**Stated goal**: Extract the whole listing as it stands. Do not include the pictures.

[begin Exercise material]

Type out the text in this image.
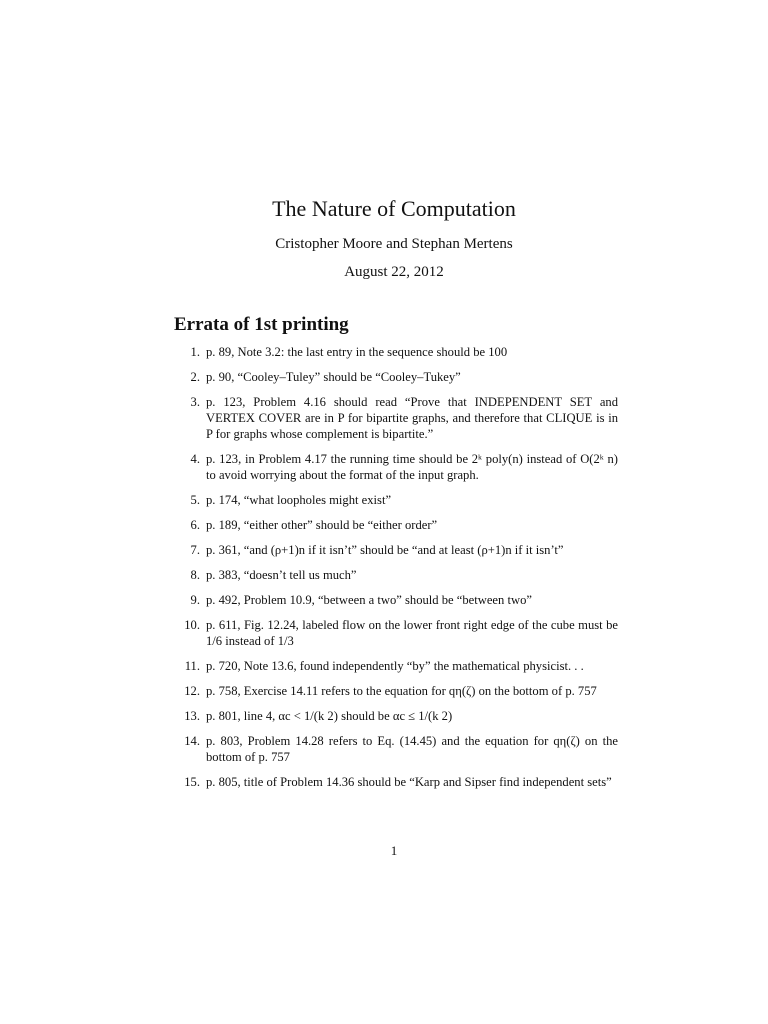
The Nature of Computation
Cristopher Moore and Stephan Mertens
August 22, 2012
Errata of 1st printing
1. p. 89, Note 3.2: the last entry in the sequence should be 100
2. p. 90, “Cooley–Tuley” should be “Cooley–Tukey”
3. p. 123, Problem 4.16 should read “Prove that INDEPENDENT SET and VERTEX COVER are in P for bipartite graphs, and therefore that CLIQUE is in P for graphs whose complement is bipartite.”
4. p. 123, in Problem 4.17 the running time should be 2ᵏ poly(n) instead of O(2ᵏ n) to avoid worrying about the format of the input graph.
5. p. 174, “what loopholes might exist”
6. p. 189, “either other” should be “either order”
7. p. 361, “and (ρ+1)n if it isn’t” should be “and at least (ρ+1)n if it isn’t”
8. p. 383, “doesn’t tell us much”
9. p. 492, Problem 10.9, “between a two” should be “between two”
10. p. 611, Fig. 12.24, labeled flow on the lower front right edge of the cube must be 1/6 instead of 1/3
11. p. 720, Note 13.6, found independently “by” the mathematical physicist. . .
12. p. 758, Exercise 14.11 refers to the equation for qη(ζ) on the bottom of p. 757
13. p. 801, line 4, αc < 1/(k 2) should be αc ≤ 1/(k 2)
14. p. 803, Problem 14.28 refers to Eq. (14.45) and the equation for qη(ζ) on the bottom of p. 757
15. p. 805, title of Problem 14.36 should be “Karp and Sipser find independent sets”
1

[end Exercise material]

**Expected answer**:
Type out the text in this image.
The Nature of Computation
Cristopher Moore and Stephan Mertens
August 22, 2012
Errata of 1st printing
1. p. 89, Note 3.2: the last entry in the sequence should be 100
2. p. 90, “Cooley–Tuley” should be “Cooley–Tukey”
3. p. 123, Problem 4.16 should read “Prove that INDEPENDENT SET and VERTEX COVER are in P for bipartite graphs, and therefore that CLIQUE is in P for graphs whose complement is bipartite.”
4. p. 123, in Problem 4.17 the running time should be 2ᵏ poly(n) instead of O(2ᵏ n) to avoid worrying about the format of the input graph.
5. p. 174, “what loopholes might exist”
6. p. 189, “either other” should be “either order”
7. p. 361, “and (ρ+1)n if it isn’t” should be “and at least (ρ+1)n if it isn’t”
8. p. 383, “doesn’t tell us much”
9. p. 492, Problem 10.9, “between a two” should be “between two”
10. p. 611, Fig. 12.24, labeled flow on the lower front right edge of the cube must be 1/6 instead of 1/3
11. p. 720, Note 13.6, found independently “by” the mathematical physicist. . .
12. p. 758, Exercise 14.11 refers to the equation for qη(ζ) on the bottom of p. 757
13. p. 801, line 4, αc < 1/(k 2) should be αc ≤ 1/(k 2)
14. p. 803, Problem 14.28 refers to Eq. (14.45) and the equation for qη(ζ) on the bottom of p. 757
15. p. 805, title of Problem 14.36 should be “Karp and Sipser find independent sets”
1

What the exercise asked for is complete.